**INSTRUCTIONS TO FOLLOW:** The listing below is to be output in its exact form.

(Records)

★ ★ ★ ★

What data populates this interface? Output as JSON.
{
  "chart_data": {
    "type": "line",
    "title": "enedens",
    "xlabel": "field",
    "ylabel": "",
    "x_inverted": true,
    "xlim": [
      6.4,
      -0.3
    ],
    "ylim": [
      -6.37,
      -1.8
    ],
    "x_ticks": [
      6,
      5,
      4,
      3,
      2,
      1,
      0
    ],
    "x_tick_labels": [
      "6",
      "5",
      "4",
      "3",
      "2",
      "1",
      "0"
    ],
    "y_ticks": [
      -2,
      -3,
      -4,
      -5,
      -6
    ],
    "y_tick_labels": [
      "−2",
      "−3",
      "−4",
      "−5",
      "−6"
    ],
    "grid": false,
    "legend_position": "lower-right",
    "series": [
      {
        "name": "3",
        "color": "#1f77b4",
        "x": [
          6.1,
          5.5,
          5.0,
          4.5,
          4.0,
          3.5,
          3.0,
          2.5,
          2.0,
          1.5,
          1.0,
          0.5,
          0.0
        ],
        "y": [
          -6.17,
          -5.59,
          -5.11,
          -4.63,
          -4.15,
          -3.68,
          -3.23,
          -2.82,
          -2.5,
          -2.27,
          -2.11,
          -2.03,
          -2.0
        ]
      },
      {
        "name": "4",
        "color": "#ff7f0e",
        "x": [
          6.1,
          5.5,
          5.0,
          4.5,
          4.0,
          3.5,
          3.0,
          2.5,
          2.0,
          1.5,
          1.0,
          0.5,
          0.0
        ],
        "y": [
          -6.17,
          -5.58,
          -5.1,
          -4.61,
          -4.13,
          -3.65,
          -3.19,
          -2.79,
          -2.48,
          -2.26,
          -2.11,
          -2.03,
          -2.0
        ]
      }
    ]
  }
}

★ ★ ★ ★

**THE RESULT:**
What data populates this interface? Output as JSON.
{
  "chart_data": {
    "type": "line",
    "title": "enedens",
    "xlabel": "field",
    "ylabel": "",
    "x_inverted": true,
    "xlim": [
      6.4,
      -0.3
    ],
    "ylim": [
      -6.37,
      -1.8
    ],
    "x_ticks": [
      6,
      5,
      4,
      3,
      2,
      1,
      0
    ],
    "x_tick_labels": [
      "6",
      "5",
      "4",
      "3",
      "2",
      "1",
      "0"
    ],
    "y_ticks": [
      -2,
      -3,
      -4,
      -5,
      -6
    ],
    "y_tick_labels": [
      "−2",
      "−3",
      "−4",
      "−5",
      "−6"
    ],
    "grid": false,
    "legend_position": "lower-right",
    "series": [
      {
        "name": "3",
        "color": "#1f77b4",
        "x": [
          6.1,
          5.5,
          5.0,
          4.5,
          4.0,
          3.5,
          3.0,
          2.5,
          2.0,
          1.5,
          1.0,
          0.5,
          0.0
        ],
        "y": [
          -6.17,
          -5.59,
          -5.11,
          -4.63,
          -4.15,
          -3.68,
          -3.23,
          -2.82,
          -2.5,
          -2.27,
          -2.11,
          -2.03,
          -2.0
        ]
      },
      {
        "name": "4",
        "color": "#ff7f0e",
        "x": [
          6.1,
          5.5,
          5.0,
          4.5,
          4.0,
          3.5,
          3.0,
          2.5,
          2.0,
          1.5,
          1.0,
          0.5,
          0.0
        ],
        "y": [
          -6.17,
          -5.58,
          -5.1,
          -4.61,
          -4.13,
          -3.65,
          -3.19,
          -2.79,
          -2.48,
          -2.26,
          -2.11,
          -2.03,
          -2.0
        ]
      }
    ]
  }
}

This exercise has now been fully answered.